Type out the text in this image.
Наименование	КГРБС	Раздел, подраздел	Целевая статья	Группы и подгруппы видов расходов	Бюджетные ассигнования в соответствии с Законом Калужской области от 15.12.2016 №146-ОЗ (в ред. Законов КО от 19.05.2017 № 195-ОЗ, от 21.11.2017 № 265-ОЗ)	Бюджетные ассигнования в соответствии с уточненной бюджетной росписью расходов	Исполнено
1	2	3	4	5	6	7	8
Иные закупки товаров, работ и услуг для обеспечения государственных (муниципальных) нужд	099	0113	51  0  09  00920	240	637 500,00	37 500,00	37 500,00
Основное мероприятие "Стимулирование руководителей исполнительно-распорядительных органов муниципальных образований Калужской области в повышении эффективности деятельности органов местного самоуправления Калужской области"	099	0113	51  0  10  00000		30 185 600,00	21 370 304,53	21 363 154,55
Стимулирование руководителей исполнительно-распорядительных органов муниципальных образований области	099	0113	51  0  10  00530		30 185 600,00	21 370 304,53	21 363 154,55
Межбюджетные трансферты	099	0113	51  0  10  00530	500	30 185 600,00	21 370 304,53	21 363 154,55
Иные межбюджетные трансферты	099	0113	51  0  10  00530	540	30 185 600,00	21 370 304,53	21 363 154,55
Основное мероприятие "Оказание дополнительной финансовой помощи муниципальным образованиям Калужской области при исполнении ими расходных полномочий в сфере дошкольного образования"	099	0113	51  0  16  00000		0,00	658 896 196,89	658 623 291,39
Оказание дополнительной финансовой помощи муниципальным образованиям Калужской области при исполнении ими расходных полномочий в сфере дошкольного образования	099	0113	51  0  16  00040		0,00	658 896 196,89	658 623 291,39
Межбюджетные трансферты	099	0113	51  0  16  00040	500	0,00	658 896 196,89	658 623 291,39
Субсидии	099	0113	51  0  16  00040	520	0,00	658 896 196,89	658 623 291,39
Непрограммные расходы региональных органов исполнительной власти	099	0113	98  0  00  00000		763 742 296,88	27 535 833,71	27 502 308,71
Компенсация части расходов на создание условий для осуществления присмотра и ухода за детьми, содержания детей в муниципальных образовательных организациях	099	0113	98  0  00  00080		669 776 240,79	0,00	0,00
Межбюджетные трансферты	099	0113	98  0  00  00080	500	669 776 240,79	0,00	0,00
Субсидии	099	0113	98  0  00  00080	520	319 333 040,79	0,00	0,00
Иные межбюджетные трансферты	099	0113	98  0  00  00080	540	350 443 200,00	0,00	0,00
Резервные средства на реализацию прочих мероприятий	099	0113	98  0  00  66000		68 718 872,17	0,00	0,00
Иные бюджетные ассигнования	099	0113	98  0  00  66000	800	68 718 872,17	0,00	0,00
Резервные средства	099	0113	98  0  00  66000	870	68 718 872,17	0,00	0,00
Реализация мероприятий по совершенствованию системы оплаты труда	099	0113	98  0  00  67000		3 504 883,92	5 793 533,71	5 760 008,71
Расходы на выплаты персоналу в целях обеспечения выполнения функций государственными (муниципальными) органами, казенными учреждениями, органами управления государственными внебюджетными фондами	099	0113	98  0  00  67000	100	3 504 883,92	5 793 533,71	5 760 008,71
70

_____

**Task requirements**
Write out every entry verbatim.

**Solution**
Type out the text in this image.
Наименование	КГРБС	Раздел, подраздел	Целевая статья	Группы и подгруппы видов расходов	Бюджетные ассигнования в соответствии с Законом Калужской области от 15.12.2016 №146-ОЗ (в ред. Законов КО от 19.05.2017 № 195-ОЗ, от 21.11.2017 № 265-ОЗ)	Бюджетные ассигнования в соответствии с уточненной бюджетной росписью расходов	Исполнено
1	2	3	4	5	6	7	8
Иные закупки товаров, работ и услуг для обеспечения государственных (муниципальных) нужд	099	0113	51  0  09  00920	240	637 500,00	37 500,00	37 500,00
Основное мероприятие "Стимулирование руководителей исполнительно-распорядительных органов муниципальных образований Калужской области в повышении эффективности деятельности органов местного самоуправления Калужской области"	099	0113	51  0  10  00000		30 185 600,00	21 370 304,53	21 363 154,55
Стимулирование руководителей исполнительно-распорядительных органов муниципальных образований области	099	0113	51  0  10  00530		30 185 600,00	21 370 304,53	21 363 154,55
Межбюджетные трансферты	099	0113	51  0  10  00530	500	30 185 600,00	21 370 304,53	21 363 154,55
Иные межбюджетные трансферты	099	0113	51  0  10  00530	540	30 185 600,00	21 370 304,53	21 363 154,55
Основное мероприятие "Оказание дополнительной финансовой помощи муниципальным образованиям Калужской области при исполнении ими расходных полномочий в сфере дошкольного образования"	099	0113	51  0  16  00000		0,00	658 896 196,89	658 623 291,39
Оказание дополнительной финансовой помощи муниципальным образованиям Калужской области при исполнении ими расходных полномочий в сфере дошкольного образования	099	0113	51  0  16  00040		0,00	658 896 196,89	658 623 291,39
Межбюджетные трансферты	099	0113	51  0  16  00040	500	0,00	658 896 196,89	658 623 291,39
Субсидии	099	0113	51  0  16  00040	520	0,00	658 896 196,89	658 623 291,39
Непрограммные расходы региональных органов исполнительной власти	099	0113	98  0  00  00000		763 742 296,88	27 535 833,71	27 502 308,71
Компенсация части расходов на создание условий для осуществления присмотра и ухода за детьми, содержания детей в муниципальных образовательных организациях	099	0113	98  0  00  00080		669 776 240,79	0,00	0,00
Межбюджетные трансферты	099	0113	98  0  00  00080	500	669 776 240,79	0,00	0,00
Субсидии	099	0113	98  0  00  00080	520	319 333 040,79	0,00	0,00
Иные межбюджетные трансферты	099	0113	98  0  00  00080	540	350 443 200,00	0,00	0,00
Резервные средства на реализацию прочих мероприятий	099	0113	98  0  00  66000		68 718 872,17	0,00	0,00
Иные бюджетные ассигнования	099	0113	98  0  00  66000	800	68 718 872,17	0,00	0,00
Резервные средства	099	0113	98  0  00  66000	870	68 718 872,17	0,00	0,00
Реализация мероприятий по совершенствованию системы оплаты труда	099	0113	98  0  00  67000		3 504 883,92	5 793 533,71	5 760 008,71
Расходы на выплаты персоналу в целях обеспечения выполнения функций государственными (муниципальными) органами, казенными учреждениями, органами управления государственными внебюджетными фондами	099	0113	98  0  00  67000	100	3 504 883,92	5 793 533,71	5 760 008,71
70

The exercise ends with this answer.